(Data excerpts)
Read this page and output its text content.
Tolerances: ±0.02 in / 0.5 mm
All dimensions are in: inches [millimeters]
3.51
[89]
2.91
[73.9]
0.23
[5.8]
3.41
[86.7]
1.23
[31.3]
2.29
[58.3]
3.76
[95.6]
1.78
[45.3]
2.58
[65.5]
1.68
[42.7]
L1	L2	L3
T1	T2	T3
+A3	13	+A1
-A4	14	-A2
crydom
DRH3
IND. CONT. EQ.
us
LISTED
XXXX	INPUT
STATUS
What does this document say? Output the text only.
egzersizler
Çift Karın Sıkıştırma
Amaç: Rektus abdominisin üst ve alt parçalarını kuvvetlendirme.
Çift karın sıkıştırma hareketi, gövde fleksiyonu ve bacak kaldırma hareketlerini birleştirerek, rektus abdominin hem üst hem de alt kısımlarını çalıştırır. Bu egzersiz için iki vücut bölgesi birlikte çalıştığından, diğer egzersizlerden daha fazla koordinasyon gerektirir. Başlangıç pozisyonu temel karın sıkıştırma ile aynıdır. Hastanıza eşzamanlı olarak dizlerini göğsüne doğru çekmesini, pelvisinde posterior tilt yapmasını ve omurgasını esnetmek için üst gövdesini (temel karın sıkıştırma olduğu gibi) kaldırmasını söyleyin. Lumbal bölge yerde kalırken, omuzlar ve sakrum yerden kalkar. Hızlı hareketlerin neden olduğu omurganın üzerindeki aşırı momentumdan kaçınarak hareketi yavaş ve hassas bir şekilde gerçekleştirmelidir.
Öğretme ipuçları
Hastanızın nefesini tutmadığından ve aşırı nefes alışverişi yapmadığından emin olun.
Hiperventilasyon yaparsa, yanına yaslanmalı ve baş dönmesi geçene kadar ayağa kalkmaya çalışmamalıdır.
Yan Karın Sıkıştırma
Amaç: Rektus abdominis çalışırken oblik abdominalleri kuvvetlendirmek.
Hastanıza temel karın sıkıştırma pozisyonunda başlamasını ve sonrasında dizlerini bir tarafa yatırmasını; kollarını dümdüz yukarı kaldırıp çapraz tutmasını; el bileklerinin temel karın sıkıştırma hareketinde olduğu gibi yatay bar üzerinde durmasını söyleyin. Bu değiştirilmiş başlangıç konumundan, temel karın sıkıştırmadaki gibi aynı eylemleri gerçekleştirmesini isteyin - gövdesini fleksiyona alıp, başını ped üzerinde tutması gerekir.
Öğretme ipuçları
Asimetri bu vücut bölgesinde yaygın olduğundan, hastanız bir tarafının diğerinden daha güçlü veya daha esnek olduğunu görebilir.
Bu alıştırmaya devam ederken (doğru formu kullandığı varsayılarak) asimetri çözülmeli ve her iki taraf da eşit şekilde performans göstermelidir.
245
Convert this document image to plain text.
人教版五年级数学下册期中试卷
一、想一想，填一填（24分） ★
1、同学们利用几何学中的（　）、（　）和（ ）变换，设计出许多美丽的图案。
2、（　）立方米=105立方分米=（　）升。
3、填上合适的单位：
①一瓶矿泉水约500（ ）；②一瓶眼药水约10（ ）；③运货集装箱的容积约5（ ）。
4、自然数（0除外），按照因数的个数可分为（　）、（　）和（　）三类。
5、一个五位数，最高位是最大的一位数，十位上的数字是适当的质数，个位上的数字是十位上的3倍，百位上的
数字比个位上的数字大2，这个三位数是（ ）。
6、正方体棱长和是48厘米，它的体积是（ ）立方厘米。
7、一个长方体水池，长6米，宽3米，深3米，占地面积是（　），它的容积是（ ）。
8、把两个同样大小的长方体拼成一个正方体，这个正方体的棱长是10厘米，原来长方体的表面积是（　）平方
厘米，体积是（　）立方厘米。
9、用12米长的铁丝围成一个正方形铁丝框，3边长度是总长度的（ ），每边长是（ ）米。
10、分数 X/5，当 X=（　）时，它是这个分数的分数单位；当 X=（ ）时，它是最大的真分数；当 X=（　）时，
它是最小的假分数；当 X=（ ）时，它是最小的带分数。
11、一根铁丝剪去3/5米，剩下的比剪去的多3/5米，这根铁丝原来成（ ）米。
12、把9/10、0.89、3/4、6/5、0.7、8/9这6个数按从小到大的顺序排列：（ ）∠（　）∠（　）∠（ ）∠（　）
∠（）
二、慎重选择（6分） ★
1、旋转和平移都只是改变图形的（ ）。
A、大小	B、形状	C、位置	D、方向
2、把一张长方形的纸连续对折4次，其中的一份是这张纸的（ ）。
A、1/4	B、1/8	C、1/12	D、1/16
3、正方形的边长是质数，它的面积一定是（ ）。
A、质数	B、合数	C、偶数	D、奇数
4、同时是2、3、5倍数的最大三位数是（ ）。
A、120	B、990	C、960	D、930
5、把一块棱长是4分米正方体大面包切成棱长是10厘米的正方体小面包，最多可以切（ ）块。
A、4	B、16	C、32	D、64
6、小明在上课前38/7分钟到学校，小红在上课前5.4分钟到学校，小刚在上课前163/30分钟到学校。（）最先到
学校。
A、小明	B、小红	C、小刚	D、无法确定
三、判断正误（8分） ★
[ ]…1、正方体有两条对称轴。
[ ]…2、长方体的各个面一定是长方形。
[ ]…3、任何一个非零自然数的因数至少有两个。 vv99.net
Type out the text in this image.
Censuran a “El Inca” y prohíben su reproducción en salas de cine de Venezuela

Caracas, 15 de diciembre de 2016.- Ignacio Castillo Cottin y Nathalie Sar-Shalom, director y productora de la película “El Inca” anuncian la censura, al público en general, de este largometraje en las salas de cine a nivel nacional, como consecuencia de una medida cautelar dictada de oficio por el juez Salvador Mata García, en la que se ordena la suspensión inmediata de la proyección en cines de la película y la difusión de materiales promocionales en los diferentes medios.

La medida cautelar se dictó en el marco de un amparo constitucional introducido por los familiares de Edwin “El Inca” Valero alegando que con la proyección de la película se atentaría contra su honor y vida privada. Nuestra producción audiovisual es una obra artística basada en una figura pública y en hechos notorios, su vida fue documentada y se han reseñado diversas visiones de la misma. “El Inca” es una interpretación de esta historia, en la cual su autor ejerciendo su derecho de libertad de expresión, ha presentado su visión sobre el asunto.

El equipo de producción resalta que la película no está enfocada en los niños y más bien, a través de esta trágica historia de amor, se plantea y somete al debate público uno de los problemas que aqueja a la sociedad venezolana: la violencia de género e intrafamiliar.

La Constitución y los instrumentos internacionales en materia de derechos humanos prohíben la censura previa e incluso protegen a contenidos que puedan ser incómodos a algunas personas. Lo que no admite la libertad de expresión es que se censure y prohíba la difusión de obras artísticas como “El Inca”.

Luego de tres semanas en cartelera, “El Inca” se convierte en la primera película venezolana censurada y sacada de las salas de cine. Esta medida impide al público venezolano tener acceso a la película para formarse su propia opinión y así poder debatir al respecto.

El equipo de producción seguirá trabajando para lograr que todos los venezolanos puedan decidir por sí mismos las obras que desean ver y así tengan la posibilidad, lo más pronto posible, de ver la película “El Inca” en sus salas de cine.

> What you have to do:
Each line that has the word "text" should be copied.

> Answer to the problem:
Read this page and output its text content.
What does this document say? Output the text only.
Convert this document image to plain text.
Type out the text in this image.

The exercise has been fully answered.